(DATA RECORDS)
** start **

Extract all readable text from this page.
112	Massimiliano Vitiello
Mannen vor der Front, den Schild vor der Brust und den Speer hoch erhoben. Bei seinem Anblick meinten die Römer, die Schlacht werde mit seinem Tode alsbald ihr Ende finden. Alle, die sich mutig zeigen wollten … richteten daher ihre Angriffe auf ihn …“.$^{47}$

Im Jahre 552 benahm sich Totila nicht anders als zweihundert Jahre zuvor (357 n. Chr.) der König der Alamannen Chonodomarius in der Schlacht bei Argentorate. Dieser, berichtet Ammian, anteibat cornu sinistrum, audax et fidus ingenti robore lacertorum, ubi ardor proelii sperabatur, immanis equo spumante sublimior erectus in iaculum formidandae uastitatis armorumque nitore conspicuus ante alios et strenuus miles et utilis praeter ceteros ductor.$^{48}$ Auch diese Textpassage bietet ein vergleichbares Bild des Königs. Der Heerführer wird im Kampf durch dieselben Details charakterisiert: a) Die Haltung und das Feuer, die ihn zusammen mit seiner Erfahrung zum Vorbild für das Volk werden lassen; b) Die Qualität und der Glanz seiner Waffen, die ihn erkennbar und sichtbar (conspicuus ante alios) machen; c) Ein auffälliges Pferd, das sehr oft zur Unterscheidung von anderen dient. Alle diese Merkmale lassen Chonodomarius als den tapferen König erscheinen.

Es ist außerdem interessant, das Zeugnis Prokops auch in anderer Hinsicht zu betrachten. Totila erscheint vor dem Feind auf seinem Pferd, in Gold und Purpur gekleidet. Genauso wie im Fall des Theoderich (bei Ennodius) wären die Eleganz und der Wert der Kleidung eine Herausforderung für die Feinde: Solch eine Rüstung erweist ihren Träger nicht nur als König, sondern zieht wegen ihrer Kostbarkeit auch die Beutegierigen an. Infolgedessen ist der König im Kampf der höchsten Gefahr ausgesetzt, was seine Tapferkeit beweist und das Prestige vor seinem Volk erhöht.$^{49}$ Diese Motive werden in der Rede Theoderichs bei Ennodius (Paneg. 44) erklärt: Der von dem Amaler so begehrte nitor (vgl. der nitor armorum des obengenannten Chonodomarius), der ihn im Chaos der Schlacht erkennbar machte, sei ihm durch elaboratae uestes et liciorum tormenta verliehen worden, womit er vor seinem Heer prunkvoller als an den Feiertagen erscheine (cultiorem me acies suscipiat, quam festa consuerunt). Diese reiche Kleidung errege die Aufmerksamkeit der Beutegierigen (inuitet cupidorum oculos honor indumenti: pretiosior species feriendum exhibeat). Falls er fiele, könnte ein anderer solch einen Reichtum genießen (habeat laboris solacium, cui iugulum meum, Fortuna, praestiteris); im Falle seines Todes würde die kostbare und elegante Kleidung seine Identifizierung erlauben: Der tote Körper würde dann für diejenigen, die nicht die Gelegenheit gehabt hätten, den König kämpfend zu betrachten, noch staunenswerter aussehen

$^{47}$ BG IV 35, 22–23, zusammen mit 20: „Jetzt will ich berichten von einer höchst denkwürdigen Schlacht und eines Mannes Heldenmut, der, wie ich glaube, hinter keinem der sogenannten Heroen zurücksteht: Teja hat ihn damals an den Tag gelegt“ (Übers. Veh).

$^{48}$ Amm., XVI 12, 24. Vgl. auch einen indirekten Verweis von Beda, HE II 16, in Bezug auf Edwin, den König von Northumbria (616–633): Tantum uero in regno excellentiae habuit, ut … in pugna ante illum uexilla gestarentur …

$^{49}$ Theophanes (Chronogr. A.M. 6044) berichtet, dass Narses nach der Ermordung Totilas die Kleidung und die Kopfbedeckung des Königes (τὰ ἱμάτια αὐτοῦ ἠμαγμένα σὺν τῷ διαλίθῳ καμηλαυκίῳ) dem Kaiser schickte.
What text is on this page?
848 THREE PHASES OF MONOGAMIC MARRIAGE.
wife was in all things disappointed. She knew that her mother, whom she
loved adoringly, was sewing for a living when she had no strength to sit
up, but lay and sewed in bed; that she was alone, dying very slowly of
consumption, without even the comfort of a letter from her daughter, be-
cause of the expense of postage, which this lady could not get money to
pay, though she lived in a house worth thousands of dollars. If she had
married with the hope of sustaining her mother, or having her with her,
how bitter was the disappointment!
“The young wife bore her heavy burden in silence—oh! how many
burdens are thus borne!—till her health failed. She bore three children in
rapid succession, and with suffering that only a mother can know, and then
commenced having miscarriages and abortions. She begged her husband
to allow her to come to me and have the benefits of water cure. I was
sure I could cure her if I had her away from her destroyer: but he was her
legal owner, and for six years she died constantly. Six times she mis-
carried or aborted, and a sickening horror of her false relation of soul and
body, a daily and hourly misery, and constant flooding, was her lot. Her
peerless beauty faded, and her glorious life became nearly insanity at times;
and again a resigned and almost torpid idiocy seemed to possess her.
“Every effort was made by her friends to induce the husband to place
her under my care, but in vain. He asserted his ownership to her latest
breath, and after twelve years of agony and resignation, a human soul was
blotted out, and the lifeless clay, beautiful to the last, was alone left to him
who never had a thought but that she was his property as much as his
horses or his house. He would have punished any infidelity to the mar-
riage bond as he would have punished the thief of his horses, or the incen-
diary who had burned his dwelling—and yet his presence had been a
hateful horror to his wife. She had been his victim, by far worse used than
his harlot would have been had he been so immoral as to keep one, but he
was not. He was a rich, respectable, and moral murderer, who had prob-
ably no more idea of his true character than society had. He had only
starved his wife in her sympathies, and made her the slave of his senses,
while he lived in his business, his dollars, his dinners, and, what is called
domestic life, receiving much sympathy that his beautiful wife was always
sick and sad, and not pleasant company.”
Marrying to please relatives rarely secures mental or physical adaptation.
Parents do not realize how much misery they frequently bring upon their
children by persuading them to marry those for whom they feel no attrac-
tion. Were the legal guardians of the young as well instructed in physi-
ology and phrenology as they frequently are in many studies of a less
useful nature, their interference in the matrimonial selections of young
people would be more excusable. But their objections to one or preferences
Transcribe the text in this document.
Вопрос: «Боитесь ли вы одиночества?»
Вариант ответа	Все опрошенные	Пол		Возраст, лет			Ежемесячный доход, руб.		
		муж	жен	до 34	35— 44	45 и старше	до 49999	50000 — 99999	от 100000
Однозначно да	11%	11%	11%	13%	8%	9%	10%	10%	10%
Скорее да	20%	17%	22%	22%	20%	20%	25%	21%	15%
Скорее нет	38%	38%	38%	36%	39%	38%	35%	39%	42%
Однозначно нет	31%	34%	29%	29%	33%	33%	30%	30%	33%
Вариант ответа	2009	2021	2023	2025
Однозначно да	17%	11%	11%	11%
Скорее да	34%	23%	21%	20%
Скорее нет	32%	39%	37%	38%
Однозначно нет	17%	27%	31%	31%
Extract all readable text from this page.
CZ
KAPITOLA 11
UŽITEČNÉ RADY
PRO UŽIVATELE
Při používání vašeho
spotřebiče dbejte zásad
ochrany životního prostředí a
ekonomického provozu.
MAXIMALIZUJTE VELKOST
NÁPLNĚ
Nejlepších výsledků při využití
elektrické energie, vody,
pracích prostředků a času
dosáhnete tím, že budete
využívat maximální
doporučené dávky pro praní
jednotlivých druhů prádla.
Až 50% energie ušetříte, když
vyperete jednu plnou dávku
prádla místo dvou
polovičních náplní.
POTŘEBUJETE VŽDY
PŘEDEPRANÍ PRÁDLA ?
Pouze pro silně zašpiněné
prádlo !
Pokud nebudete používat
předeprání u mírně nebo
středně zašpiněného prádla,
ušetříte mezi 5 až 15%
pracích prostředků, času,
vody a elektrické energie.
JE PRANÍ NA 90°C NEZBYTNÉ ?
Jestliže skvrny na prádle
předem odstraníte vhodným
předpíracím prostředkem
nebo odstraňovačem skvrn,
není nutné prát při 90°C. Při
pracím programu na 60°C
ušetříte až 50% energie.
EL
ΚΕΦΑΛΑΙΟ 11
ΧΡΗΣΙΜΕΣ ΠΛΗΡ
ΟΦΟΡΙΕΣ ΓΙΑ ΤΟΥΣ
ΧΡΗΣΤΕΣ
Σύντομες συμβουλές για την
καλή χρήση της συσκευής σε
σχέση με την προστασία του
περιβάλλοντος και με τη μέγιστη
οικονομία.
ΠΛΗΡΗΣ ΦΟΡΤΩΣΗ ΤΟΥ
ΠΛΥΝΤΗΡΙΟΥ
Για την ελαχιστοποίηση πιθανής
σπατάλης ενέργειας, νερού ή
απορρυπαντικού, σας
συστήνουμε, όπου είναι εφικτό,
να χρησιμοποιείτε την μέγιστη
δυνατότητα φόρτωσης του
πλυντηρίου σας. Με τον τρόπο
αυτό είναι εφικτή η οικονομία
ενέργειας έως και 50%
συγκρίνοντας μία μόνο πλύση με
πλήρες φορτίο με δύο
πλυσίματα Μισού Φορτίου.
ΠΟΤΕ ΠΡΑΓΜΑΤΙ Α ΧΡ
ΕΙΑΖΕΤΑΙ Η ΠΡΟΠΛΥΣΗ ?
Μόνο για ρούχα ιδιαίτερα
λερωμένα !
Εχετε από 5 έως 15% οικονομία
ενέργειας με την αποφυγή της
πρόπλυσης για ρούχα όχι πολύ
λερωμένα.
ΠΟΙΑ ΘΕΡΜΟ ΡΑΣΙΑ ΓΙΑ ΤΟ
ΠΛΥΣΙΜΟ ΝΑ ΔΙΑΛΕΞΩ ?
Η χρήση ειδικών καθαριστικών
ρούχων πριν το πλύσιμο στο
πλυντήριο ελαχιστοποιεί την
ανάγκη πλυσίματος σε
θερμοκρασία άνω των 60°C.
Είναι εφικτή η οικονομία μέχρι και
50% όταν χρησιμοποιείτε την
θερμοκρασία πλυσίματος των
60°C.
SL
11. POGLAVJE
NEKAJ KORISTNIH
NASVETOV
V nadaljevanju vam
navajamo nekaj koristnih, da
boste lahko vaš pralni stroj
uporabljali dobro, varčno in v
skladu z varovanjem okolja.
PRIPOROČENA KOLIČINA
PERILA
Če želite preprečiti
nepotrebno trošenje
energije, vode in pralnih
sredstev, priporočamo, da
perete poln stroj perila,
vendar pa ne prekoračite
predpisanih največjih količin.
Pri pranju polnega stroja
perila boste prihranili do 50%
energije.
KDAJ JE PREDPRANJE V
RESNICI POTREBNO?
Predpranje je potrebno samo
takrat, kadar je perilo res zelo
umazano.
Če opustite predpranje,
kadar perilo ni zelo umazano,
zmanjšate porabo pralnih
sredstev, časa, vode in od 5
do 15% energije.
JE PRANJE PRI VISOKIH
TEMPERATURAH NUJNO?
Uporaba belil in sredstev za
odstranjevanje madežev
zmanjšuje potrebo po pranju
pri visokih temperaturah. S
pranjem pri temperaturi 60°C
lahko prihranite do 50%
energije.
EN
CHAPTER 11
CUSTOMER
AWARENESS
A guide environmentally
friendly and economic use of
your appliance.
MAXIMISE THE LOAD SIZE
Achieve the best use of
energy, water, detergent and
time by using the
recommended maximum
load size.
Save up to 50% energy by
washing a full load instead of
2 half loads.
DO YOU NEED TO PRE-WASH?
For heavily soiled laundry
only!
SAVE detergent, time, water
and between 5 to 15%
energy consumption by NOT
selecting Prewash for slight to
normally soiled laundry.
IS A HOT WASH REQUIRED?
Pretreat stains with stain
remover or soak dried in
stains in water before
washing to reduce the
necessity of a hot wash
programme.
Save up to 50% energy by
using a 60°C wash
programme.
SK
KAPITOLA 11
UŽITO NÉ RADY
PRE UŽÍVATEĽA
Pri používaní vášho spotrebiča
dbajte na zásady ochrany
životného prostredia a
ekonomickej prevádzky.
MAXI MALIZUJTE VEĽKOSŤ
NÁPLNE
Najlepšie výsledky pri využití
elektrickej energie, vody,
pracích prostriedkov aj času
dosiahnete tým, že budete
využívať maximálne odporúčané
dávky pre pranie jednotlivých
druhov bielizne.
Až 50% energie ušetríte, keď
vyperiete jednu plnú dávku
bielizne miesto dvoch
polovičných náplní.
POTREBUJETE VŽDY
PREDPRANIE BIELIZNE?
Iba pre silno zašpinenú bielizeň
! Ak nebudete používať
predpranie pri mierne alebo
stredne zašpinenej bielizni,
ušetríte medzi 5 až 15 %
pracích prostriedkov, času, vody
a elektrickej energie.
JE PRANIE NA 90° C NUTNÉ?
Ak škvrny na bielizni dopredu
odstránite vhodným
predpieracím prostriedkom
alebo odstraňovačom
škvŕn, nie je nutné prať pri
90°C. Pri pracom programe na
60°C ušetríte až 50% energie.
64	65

** end **

(AIM OF THE EXERCISE)
Using the material above, report each line where "VŽDY" occurs.

(RESPONSE TO THIS TASK)
POTŘEBUJETE VŽDY
POTREBUJETE VŽDY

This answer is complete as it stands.